(Dataset excerpt)
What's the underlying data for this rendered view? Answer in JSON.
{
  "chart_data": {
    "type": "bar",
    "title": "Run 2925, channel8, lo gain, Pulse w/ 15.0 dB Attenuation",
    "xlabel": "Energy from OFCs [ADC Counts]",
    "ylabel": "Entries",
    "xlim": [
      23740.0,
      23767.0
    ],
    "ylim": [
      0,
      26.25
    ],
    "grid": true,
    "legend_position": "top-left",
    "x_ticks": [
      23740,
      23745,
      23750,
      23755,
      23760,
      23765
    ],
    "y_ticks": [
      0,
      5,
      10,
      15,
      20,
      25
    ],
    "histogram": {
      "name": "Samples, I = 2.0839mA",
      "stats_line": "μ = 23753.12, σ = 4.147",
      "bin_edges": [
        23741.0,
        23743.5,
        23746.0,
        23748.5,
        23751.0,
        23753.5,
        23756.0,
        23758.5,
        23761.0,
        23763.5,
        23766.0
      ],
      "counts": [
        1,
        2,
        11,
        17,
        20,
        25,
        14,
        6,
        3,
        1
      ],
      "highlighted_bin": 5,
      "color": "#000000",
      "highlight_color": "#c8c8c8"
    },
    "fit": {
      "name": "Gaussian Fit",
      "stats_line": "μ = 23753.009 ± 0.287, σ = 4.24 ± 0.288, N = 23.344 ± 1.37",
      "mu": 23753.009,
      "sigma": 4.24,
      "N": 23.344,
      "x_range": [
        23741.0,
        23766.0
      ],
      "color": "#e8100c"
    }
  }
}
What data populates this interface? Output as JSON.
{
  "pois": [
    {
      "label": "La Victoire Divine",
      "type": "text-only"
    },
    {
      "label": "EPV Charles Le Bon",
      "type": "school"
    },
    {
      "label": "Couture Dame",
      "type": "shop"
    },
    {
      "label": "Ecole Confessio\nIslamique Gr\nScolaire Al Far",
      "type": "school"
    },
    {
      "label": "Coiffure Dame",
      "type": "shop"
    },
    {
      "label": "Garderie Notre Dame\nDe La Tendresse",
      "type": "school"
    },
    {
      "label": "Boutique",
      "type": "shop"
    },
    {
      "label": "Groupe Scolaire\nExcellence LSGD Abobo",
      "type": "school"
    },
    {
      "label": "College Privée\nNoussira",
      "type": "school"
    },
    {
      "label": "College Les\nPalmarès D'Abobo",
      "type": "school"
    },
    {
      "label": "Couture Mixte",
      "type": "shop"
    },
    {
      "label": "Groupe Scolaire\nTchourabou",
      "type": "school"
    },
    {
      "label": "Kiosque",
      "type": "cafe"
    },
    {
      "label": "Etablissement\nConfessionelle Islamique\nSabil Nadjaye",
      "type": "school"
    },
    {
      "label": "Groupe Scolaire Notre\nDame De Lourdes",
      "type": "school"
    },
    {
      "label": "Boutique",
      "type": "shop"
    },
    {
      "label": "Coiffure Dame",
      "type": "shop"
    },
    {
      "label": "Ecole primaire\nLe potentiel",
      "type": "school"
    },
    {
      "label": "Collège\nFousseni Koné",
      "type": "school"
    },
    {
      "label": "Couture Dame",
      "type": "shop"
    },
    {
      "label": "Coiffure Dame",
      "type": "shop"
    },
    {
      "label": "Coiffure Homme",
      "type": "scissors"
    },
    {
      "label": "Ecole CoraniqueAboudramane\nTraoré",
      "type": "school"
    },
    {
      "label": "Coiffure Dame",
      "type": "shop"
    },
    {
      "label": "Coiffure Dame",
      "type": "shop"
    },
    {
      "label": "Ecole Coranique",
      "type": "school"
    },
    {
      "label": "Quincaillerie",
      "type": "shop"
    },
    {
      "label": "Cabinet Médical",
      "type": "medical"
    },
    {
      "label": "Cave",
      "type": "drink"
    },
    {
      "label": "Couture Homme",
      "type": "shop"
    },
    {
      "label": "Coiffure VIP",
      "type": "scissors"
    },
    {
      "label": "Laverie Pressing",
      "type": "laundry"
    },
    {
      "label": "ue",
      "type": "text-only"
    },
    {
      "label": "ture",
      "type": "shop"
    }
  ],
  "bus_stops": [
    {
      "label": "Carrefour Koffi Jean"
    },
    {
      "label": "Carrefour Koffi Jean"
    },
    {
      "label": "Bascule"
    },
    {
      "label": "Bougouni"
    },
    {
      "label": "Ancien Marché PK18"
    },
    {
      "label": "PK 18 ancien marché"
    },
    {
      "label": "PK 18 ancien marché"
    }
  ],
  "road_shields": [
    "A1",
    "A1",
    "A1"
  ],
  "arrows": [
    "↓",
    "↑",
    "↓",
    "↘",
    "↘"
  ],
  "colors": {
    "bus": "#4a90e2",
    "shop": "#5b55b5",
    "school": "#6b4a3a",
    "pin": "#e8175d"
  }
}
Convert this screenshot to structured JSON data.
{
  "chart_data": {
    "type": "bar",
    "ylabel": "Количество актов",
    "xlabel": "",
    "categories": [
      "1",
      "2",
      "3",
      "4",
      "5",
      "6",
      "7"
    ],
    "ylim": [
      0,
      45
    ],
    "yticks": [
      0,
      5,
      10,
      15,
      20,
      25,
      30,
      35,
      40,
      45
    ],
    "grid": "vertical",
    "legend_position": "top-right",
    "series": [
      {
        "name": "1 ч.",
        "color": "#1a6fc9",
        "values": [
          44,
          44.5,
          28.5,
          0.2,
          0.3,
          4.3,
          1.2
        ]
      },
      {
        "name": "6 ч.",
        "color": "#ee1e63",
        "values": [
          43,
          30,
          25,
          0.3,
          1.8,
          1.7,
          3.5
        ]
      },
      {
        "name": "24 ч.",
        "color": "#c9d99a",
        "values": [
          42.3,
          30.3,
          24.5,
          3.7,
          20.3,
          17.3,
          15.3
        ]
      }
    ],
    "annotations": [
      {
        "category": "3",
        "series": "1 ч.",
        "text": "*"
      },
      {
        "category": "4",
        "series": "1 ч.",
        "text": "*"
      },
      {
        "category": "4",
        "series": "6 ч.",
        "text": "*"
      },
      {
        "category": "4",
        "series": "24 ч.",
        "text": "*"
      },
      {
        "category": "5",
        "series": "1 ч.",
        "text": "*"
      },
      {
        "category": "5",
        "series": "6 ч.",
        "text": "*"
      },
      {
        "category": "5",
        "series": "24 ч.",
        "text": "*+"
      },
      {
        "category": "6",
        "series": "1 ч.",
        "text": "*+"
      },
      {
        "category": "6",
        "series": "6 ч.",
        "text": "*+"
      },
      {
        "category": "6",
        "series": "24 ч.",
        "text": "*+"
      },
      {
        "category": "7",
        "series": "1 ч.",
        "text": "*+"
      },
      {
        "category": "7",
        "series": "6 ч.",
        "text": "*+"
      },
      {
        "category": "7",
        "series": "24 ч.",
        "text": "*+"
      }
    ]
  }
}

## Given request
Search the lines above for the string "ylabel", then show every one that has it.

## Problem solution
    "ylabel": "Entries",
    "ylabel": "Количество актов",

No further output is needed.